Begin Data shown
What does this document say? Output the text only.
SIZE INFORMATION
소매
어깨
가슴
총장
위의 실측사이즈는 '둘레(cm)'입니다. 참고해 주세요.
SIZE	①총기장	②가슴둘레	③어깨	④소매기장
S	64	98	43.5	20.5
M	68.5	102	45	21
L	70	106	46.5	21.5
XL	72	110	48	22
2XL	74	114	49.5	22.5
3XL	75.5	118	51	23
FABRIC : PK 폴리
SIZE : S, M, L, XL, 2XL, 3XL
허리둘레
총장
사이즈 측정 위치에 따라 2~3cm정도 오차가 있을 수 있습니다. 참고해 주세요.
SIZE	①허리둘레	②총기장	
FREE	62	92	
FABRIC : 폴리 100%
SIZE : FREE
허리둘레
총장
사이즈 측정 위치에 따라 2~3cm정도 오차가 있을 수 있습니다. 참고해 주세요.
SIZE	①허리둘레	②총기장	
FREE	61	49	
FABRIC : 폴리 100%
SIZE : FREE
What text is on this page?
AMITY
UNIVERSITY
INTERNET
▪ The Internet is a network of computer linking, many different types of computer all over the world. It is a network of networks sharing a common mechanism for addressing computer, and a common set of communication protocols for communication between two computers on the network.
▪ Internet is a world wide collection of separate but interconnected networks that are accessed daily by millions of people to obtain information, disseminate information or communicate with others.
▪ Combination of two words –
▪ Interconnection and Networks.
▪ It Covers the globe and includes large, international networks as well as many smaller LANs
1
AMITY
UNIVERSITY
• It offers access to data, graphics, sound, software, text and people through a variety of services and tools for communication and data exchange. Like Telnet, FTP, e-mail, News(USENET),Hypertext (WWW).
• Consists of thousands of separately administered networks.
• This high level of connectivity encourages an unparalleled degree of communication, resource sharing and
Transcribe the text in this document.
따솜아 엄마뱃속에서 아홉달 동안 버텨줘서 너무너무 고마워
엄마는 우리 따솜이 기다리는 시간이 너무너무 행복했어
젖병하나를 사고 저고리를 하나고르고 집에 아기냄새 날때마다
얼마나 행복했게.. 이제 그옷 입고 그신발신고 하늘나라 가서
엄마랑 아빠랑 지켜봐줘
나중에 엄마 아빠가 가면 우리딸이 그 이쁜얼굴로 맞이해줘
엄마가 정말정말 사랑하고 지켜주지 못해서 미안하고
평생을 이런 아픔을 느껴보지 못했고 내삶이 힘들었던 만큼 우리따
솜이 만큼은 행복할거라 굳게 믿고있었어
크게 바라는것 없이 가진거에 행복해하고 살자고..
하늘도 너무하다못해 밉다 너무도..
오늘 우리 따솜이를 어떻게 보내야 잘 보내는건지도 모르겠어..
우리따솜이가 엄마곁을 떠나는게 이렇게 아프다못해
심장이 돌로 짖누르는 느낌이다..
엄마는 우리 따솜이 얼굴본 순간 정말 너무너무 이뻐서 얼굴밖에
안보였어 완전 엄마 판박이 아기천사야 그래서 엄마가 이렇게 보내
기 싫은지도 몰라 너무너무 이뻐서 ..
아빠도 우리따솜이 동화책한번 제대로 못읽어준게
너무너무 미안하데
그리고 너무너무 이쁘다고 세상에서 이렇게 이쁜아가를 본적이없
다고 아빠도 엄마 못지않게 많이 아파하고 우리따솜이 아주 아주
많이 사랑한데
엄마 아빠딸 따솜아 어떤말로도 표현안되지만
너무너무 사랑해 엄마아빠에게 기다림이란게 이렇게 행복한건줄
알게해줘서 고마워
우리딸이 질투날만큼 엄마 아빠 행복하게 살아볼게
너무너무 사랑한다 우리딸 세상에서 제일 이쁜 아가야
End Data shown
* [What to do]: Gather all the lines that include the word "world" and copy them out.

* [Result of the task]:
▪ The Internet is a network of computer linking, many different types of computer all over the world. It is a network of networks sharing a common mechanism for addressing computer, and a common set of communication protocols for communication between two computers on the network.
▪ Internet is a world wide collection of separate but interconnected networks that are accessed daily by millions of people to obtain information, disseminate information or communicate with others.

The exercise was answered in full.